[WHAT TO PRODUCE] Track down the lines that contain "Enrollment" and copy them.

[MATERIAL SHOWN]
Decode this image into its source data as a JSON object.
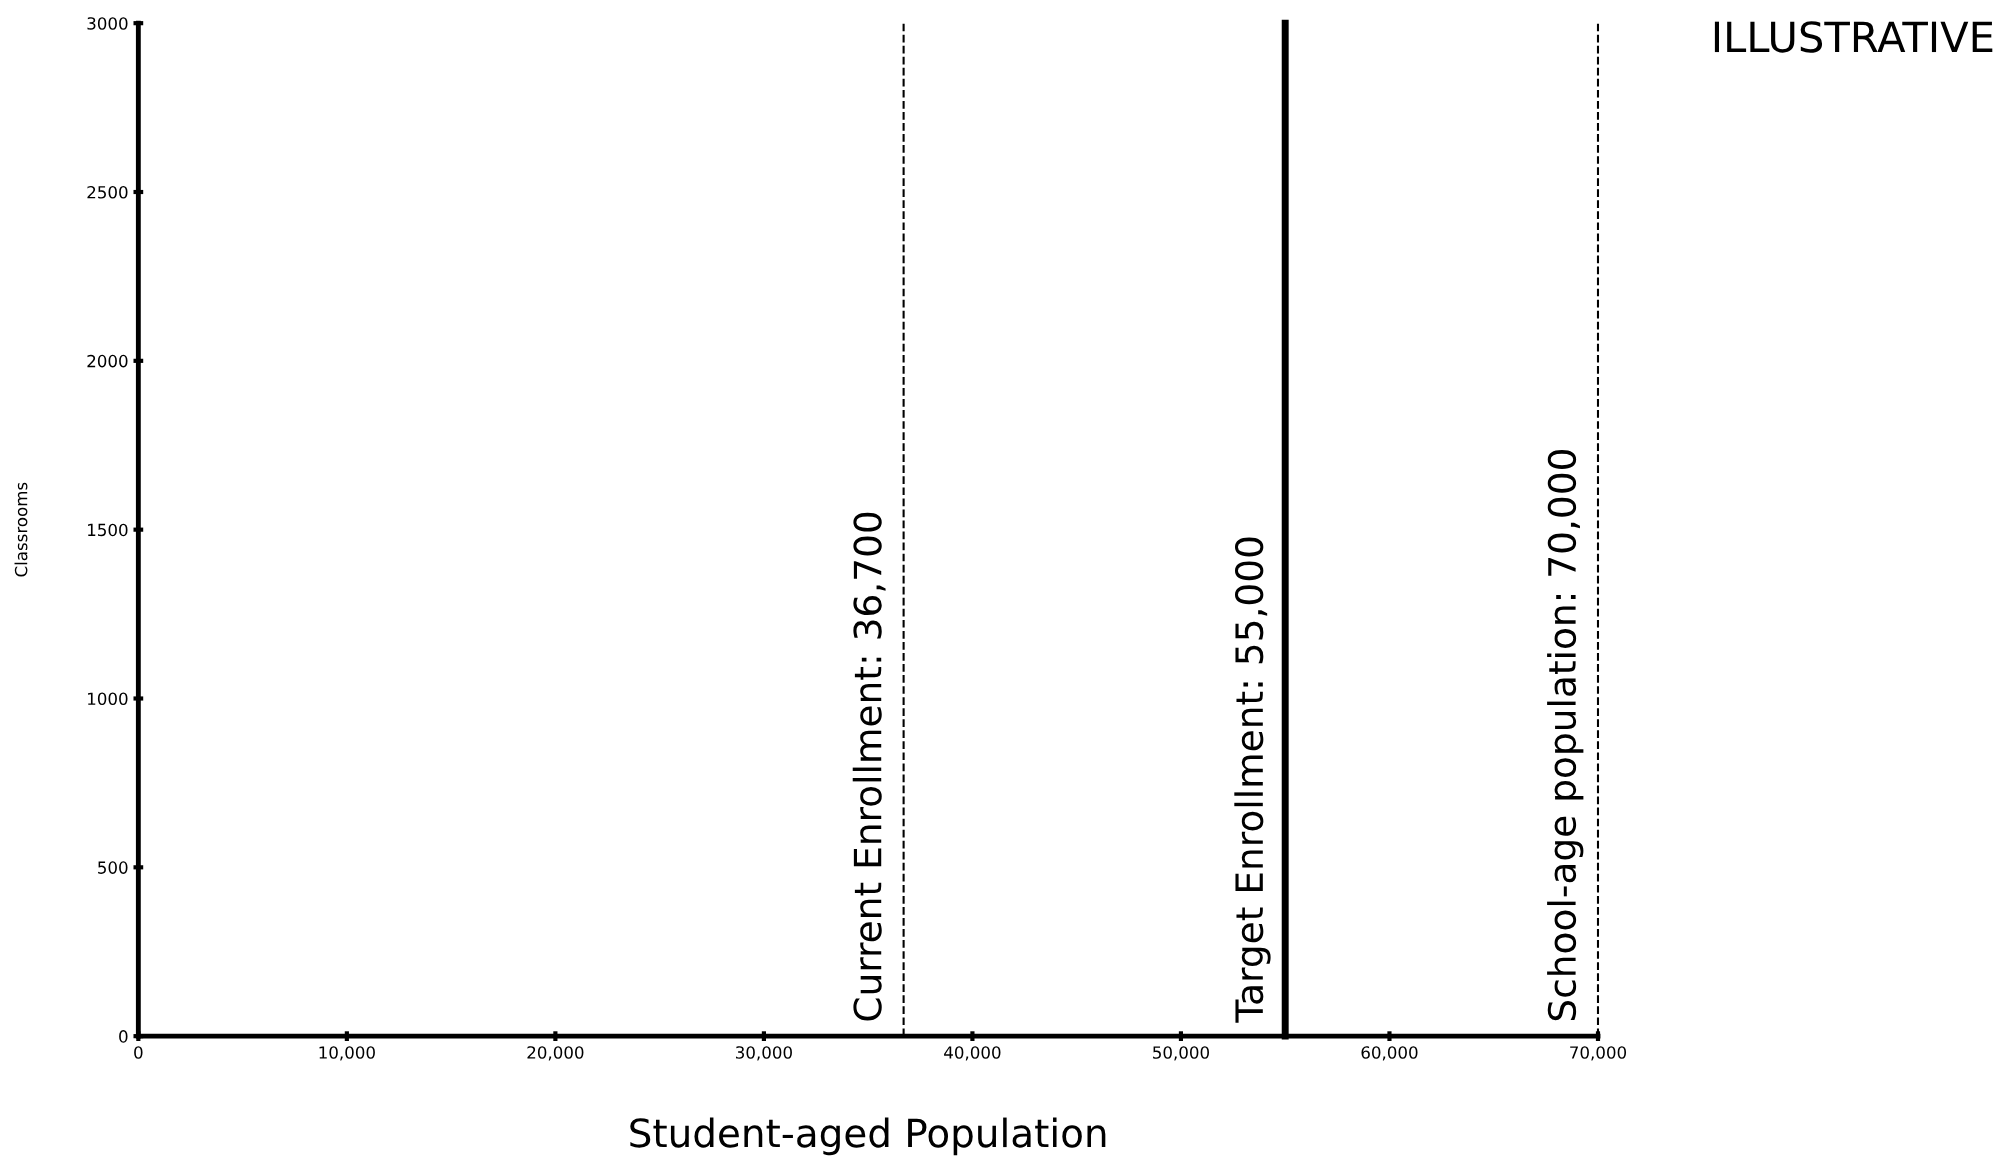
{
  "chart_data": {
    "type": "line",
    "xlabel": "Student-aged Population",
    "ylabel": "Classrooms",
    "xlim": [
      0,
      70000
    ],
    "ylim": [
      0,
      3000
    ],
    "xticks": [
      0,
      {
        "value": 10000,
        "label": "10,000"
      },
      {
        "value": 20000,
        "label": "20,000"
      },
      {
        "value": 30000,
        "label": "30,000"
      },
      {
        "value": 40000,
        "label": "40,000"
      },
      {
        "value": 50000,
        "label": "50,000"
      },
      {
        "value": 60000,
        "label": "60,000"
      },
      {
        "value": 70000,
        "label": "70,000"
      }
    ],
    "yticks": [
      0,
      500,
      1000,
      1500,
      2000,
      2500,
      3000
    ],
    "grid": false,
    "legend": false,
    "ref_lines": [
      {
        "axis": "x",
        "value": 36700,
        "label": "Current Enrollment: 36,700",
        "color": "#000000",
        "line_style": "dashed"
      },
      {
        "axis": "x",
        "value": 55000,
        "label": "Target Enrollment: 55,000",
        "color": "#000000",
        "line_style": "solid"
      },
      {
        "axis": "x",
        "value": 70000,
        "label": "School-age population: 70,000",
        "color": "#000000",
        "line_style": "dashed"
      }
    ],
    "annotations": [
      "ILLUSTRATIVE"
    ]
  }
}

[THE COMPLETED TASK]
        "label": "Current Enrollment: 36,700",
        "label": "Target Enrollment: 55,000",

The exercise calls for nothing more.